TASK BRIEF: Reproduce every item below verbatim, line for line, and leave the pictures out of your output.

Annotated listings of elements:
>> START

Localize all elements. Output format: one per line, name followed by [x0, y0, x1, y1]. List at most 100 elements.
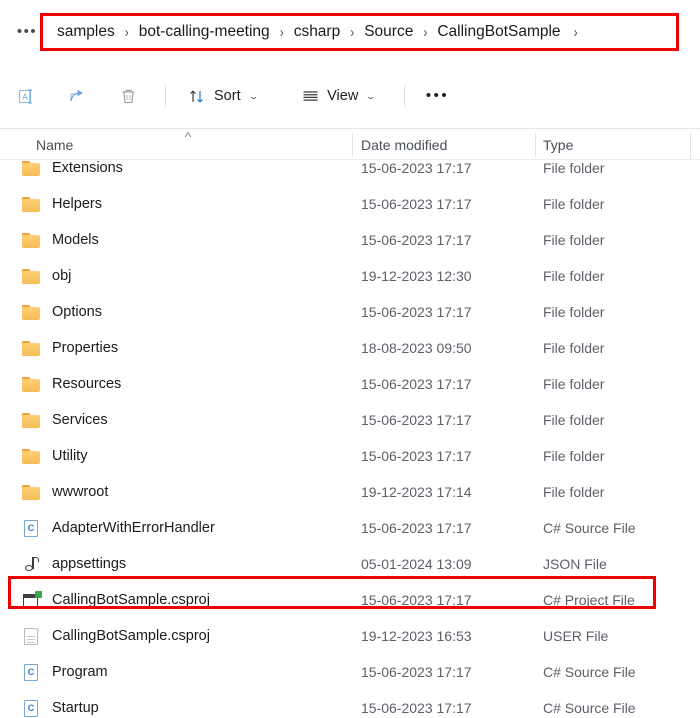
file-name-label: CallingBotSample.csproj	[52, 592, 210, 608]
address-bar: ••• samples › bot-calling-meeting › csha…	[0, 0, 700, 64]
breadcrumb-item-source[interactable]: Source	[355, 20, 422, 44]
file-name-label: Utility	[52, 448, 88, 464]
file-type-cell: File folder	[543, 196, 605, 212]
column-header-name[interactable]: Name	[36, 129, 73, 161]
table-row[interactable]: C Program 15-06-2023 17:17 C# Source Fil…	[0, 654, 700, 690]
sort-arrows-icon	[188, 88, 207, 105]
table-row[interactable]: C Startup 15-06-2023 17:17 C# Source Fil…	[0, 690, 700, 718]
rename-button[interactable]: A	[10, 79, 43, 113]
folder-icon	[22, 376, 41, 393]
table-row[interactable]: Resources 15-06-2023 17:17 File folder	[0, 366, 700, 402]
share-icon	[68, 88, 87, 105]
table-row[interactable]: wwwroot 19-12-2023 17:14 File folder	[0, 474, 700, 510]
command-separator-1	[165, 85, 166, 107]
chevron-right-icon[interactable]: ›	[422, 23, 428, 41]
folder-icon	[22, 484, 41, 501]
more-options-button[interactable]: •••	[419, 79, 456, 113]
column-divider-2[interactable]	[535, 133, 536, 157]
file-name-label: obj	[52, 268, 72, 284]
file-type-cell: C# Source File	[543, 520, 636, 536]
file-date-cell: 15-06-2023 17:17	[361, 700, 472, 716]
breadcrumb-overflow-button[interactable]: •••	[14, 19, 40, 45]
file-name-label: Resources	[52, 376, 122, 392]
file-date-cell: 19-12-2023 12:30	[361, 268, 472, 284]
table-row[interactable]: appsettings 05-01-2024 13:09 JSON File	[0, 546, 700, 582]
file-date-cell: 15-06-2023 17:17	[361, 664, 472, 680]
file-type-cell: JSON File	[543, 556, 607, 572]
csharp-glyph: C	[27, 666, 35, 677]
column-header-date-modified[interactable]: Date modified	[361, 129, 447, 161]
file-name-cell: Services	[22, 412, 108, 429]
table-row[interactable]: Services 15-06-2023 17:17 File folder	[0, 402, 700, 438]
file-type-cell: C# Project File	[543, 592, 635, 608]
folder-icon	[22, 160, 41, 177]
file-name-label: Models	[52, 232, 99, 248]
file-date-cell: 15-06-2023 17:17	[361, 592, 472, 608]
folder-icon	[22, 232, 41, 249]
file-name-cell: obj	[22, 268, 71, 285]
view-list-icon	[301, 88, 320, 105]
file-name-cell: C AdapterWithErrorHandler	[22, 519, 215, 537]
json-file-icon	[22, 556, 41, 573]
file-name-label: CallingBotSample.csproj	[52, 628, 210, 644]
file-date-cell: 05-01-2024 13:09	[361, 556, 472, 572]
column-divider-1[interactable]	[352, 133, 353, 157]
table-row[interactable]: obj 19-12-2023 12:30 File folder	[0, 258, 700, 294]
svg-text:A: A	[22, 92, 28, 101]
file-type-cell: File folder	[543, 232, 605, 248]
table-row[interactable]: Extensions 15-06-2023 17:17 File folder	[0, 160, 700, 186]
table-row-highlighted[interactable]: CallingBotSample.csproj 15-06-2023 17:17…	[0, 582, 700, 618]
file-name-cell: appsettings	[22, 556, 126, 573]
column-header-type[interactable]: Type	[543, 129, 573, 161]
table-row[interactable]: Helpers 15-06-2023 17:17 File folder	[0, 186, 700, 222]
view-button[interactable]: View ⌄	[294, 79, 382, 113]
file-explorer-window: ••• samples › bot-calling-meeting › csha…	[0, 0, 700, 718]
chevron-right-icon[interactable]: ›	[279, 23, 285, 41]
table-row[interactable]: Properties 18-08-2023 09:50 File folder	[0, 330, 700, 366]
table-row[interactable]: Models 15-06-2023 17:17 File folder	[0, 222, 700, 258]
delete-button[interactable]	[112, 79, 145, 113]
breadcrumb-item-samples[interactable]: samples	[48, 20, 124, 44]
breadcrumb-item-callingbotsample[interactable]: CallingBotSample	[428, 20, 569, 44]
file-name-label: Helpers	[52, 196, 102, 212]
file-name-label: Properties	[52, 340, 119, 356]
chevron-right-icon[interactable]: ›	[349, 23, 355, 41]
ellipsis-icon: •••	[425, 87, 450, 104]
chevron-right-icon-trailing[interactable]: ›	[573, 23, 579, 41]
file-name-cell: C Program	[22, 663, 108, 681]
file-name-label: Extensions	[52, 160, 123, 176]
file-list[interactable]: Extensions 15-06-2023 17:17 File folder …	[0, 160, 700, 718]
file-date-cell: 15-06-2023 17:17	[361, 412, 472, 428]
file-date-cell: 18-08-2023 09:50	[361, 340, 472, 356]
breadcrumb-item-csharp[interactable]: csharp	[285, 20, 350, 44]
file-type-cell: File folder	[543, 376, 605, 392]
table-row[interactable]: C AdapterWithErrorHandler 15-06-2023 17:…	[0, 510, 700, 546]
sort-button[interactable]: Sort ⌄	[181, 79, 264, 113]
file-name-cell: C Startup	[22, 699, 99, 717]
file-date-cell: 15-06-2023 17:17	[361, 304, 472, 320]
folder-icon	[22, 304, 41, 321]
table-row[interactable]: CallingBotSample.csproj 19-12-2023 16:53…	[0, 618, 700, 654]
file-name-label: Services	[52, 412, 108, 428]
csharp-file-icon: C	[22, 699, 41, 717]
rename-icon: A	[17, 88, 36, 105]
csharp-glyph: C	[27, 522, 35, 533]
share-button[interactable]	[61, 79, 94, 113]
file-name-cell: CallingBotSample.csproj	[22, 590, 210, 609]
file-date-cell: 19-12-2023 16:53	[361, 628, 472, 644]
file-type-cell: USER File	[543, 628, 609, 644]
file-type-cell: File folder	[543, 484, 605, 500]
table-row[interactable]: Utility 15-06-2023 17:17 File folder	[0, 438, 700, 474]
file-name-cell: wwwroot	[22, 484, 108, 501]
chevron-right-icon[interactable]: ›	[124, 23, 130, 41]
file-type-cell: File folder	[543, 304, 605, 320]
table-row[interactable]: Options 15-06-2023 17:17 File folder	[0, 294, 700, 330]
file-name-label: AdapterWithErrorHandler	[52, 520, 215, 536]
breadcrumb-item-bot-calling-meeting[interactable]: bot-calling-meeting	[130, 20, 279, 44]
file-name-cell: Properties	[22, 340, 118, 357]
file-name-cell: Resources	[22, 376, 121, 393]
sort-ascending-indicator: ˄	[183, 130, 192, 141]
file-date-cell: 15-06-2023 17:17	[361, 196, 472, 212]
csharp-file-icon: C	[22, 519, 41, 537]
command-bar: A Sort ⌄ View ⌄ •••	[0, 64, 700, 128]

>> END

TASK OUTPUT:
Localize all elements. Output format: one per line, name followed by [x0, y0, x1, y1]. List at most 100 elements.
file-name-label: CallingBotSample.csproj	[52, 592, 210, 608]
address-bar: ••• samples › bot-calling-meeting › csha…	[0, 0, 700, 64]
breadcrumb-item-source[interactable]: Source	[355, 20, 422, 44]
file-name-label: Utility	[52, 448, 88, 464]
file-type-cell: File folder	[543, 196, 605, 212]
column-header-name[interactable]: Name	[36, 129, 73, 161]
table-row[interactable]: C Program 15-06-2023 17:17 C# Source Fil…	[0, 654, 700, 690]
sort-arrows-icon	[188, 88, 207, 105]
table-row[interactable]: C Startup 15-06-2023 17:17 C# Source Fil…	[0, 690, 700, 718]
rename-button[interactable]: A	[10, 79, 43, 113]
folder-icon	[22, 376, 41, 393]
table-row[interactable]: Resources 15-06-2023 17:17 File folder	[0, 366, 700, 402]
share-icon	[68, 88, 87, 105]
table-row[interactable]: wwwroot 19-12-2023 17:14 File folder	[0, 474, 700, 510]
command-separator-1	[165, 85, 166, 107]
chevron-right-icon[interactable]: ›	[422, 23, 428, 41]
folder-icon	[22, 484, 41, 501]
more-options-button[interactable]: •••	[419, 79, 456, 113]
column-divider-2[interactable]	[535, 133, 536, 157]
file-name-label: obj	[52, 268, 72, 284]
file-type-cell: C# Source File	[543, 520, 636, 536]
file-date-cell: 15-06-2023 17:17	[361, 700, 472, 716]
breadcrumb-overflow-button[interactable]: •••	[14, 19, 40, 45]
file-name-label: Resources	[52, 376, 122, 392]
file-date-cell: 19-12-2023 12:30	[361, 268, 472, 284]
table-row[interactable]: appsettings 05-01-2024 13:09 JSON File	[0, 546, 700, 582]
file-date-cell: 15-06-2023 17:17	[361, 664, 472, 680]
file-type-cell: JSON File	[543, 556, 607, 572]
csharp-glyph: C	[27, 666, 35, 677]
column-header-date-modified[interactable]: Date modified	[361, 129, 447, 161]
file-name-cell: Services	[22, 412, 108, 429]
table-row[interactable]: Services 15-06-2023 17:17 File folder	[0, 402, 700, 438]
file-type-cell: C# Project File	[543, 592, 635, 608]
folder-icon	[22, 160, 41, 177]
file-name-label: Models	[52, 232, 99, 248]
file-date-cell: 15-06-2023 17:17	[361, 592, 472, 608]
folder-icon	[22, 232, 41, 249]
file-name-cell: obj	[22, 268, 71, 285]
view-list-icon	[301, 88, 320, 105]
file-name-cell: C AdapterWithErrorHandler	[22, 519, 215, 537]
json-file-icon	[22, 556, 41, 573]
file-name-label: CallingBotSample.csproj	[52, 628, 210, 644]
file-date-cell: 05-01-2024 13:09	[361, 556, 472, 572]
column-divider-1[interactable]	[352, 133, 353, 157]
table-row[interactable]: obj 19-12-2023 12:30 File folder	[0, 258, 700, 294]
svg-text:A: A	[22, 92, 28, 101]
file-type-cell: File folder	[543, 232, 605, 248]
table-row[interactable]: Extensions 15-06-2023 17:17 File folder	[0, 160, 700, 186]
table-row-highlighted[interactable]: CallingBotSample.csproj 15-06-2023 17:17…	[0, 582, 700, 618]
file-name-cell: appsettings	[22, 556, 126, 573]
column-header-type[interactable]: Type	[543, 129, 573, 161]
table-row[interactable]: Helpers 15-06-2023 17:17 File folder	[0, 186, 700, 222]
view-button[interactable]: View ⌄	[294, 79, 382, 113]
file-explorer-window: ••• samples › bot-calling-meeting › csha…	[0, 0, 700, 718]
chevron-right-icon[interactable]: ›	[279, 23, 285, 41]
table-row[interactable]: Properties 18-08-2023 09:50 File folder	[0, 330, 700, 366]
table-row[interactable]: Models 15-06-2023 17:17 File folder	[0, 222, 700, 258]
delete-button[interactable]	[112, 79, 145, 113]
breadcrumb-item-samples[interactable]: samples	[48, 20, 124, 44]
breadcrumb-item-callingbotsample[interactable]: CallingBotSample	[428, 20, 569, 44]
file-name-label: Helpers	[52, 196, 102, 212]
file-name-label: Properties	[52, 340, 119, 356]
chevron-right-icon[interactable]: ›	[349, 23, 355, 41]
ellipsis-icon: •••	[425, 87, 450, 104]
chevron-right-icon-trailing[interactable]: ›	[573, 23, 579, 41]
file-name-cell: C Program	[22, 663, 108, 681]
file-name-label: Extensions	[52, 160, 123, 176]
file-list[interactable]: Extensions 15-06-2023 17:17 File folder …	[0, 160, 700, 718]
file-date-cell: 15-06-2023 17:17	[361, 412, 472, 428]
file-date-cell: 18-08-2023 09:50	[361, 340, 472, 356]
breadcrumb-item-csharp[interactable]: csharp	[285, 20, 350, 44]
file-type-cell: File folder	[543, 376, 605, 392]
table-row[interactable]: C AdapterWithErrorHandler 15-06-2023 17:…	[0, 510, 700, 546]
sort-button[interactable]: Sort ⌄	[181, 79, 264, 113]
file-name-cell: C Startup	[22, 699, 99, 717]
file-date-cell: 15-06-2023 17:17	[361, 304, 472, 320]
folder-icon	[22, 304, 41, 321]
table-row[interactable]: CallingBotSample.csproj 19-12-2023 16:53…	[0, 618, 700, 654]
file-name-label: Services	[52, 412, 108, 428]
csharp-file-icon: C	[22, 699, 41, 717]
rename-icon: A	[17, 88, 36, 105]
csharp-glyph: C	[27, 522, 35, 533]
share-button[interactable]	[61, 79, 94, 113]
file-name-cell: CallingBotSample.csproj	[22, 590, 210, 609]
file-date-cell: 19-12-2023 16:53	[361, 628, 472, 644]
file-type-cell: USER File	[543, 628, 609, 644]
file-type-cell: File folder	[543, 484, 605, 500]
table-row[interactable]: Utility 15-06-2023 17:17 File folder	[0, 438, 700, 474]
file-name-cell: wwwroot	[22, 484, 108, 501]
chevron-right-icon[interactable]: ›	[124, 23, 130, 41]
file-type-cell: File folder	[543, 304, 605, 320]
table-row[interactable]: Options 15-06-2023 17:17 File folder	[0, 294, 700, 330]
file-name-label: AdapterWithErrorHandler	[52, 520, 215, 536]
breadcrumb-item-bot-calling-meeting[interactable]: bot-calling-meeting	[130, 20, 279, 44]
file-name-cell: Properties	[22, 340, 118, 357]
file-name-cell: Resources	[22, 376, 121, 393]
sort-ascending-indicator: ˄	[183, 130, 192, 141]
file-date-cell: 15-06-2023 17:17	[361, 196, 472, 212]
csharp-file-icon: C	[22, 519, 41, 537]
command-bar: A Sort ⌄ View ⌄ •••	[0, 64, 700, 128]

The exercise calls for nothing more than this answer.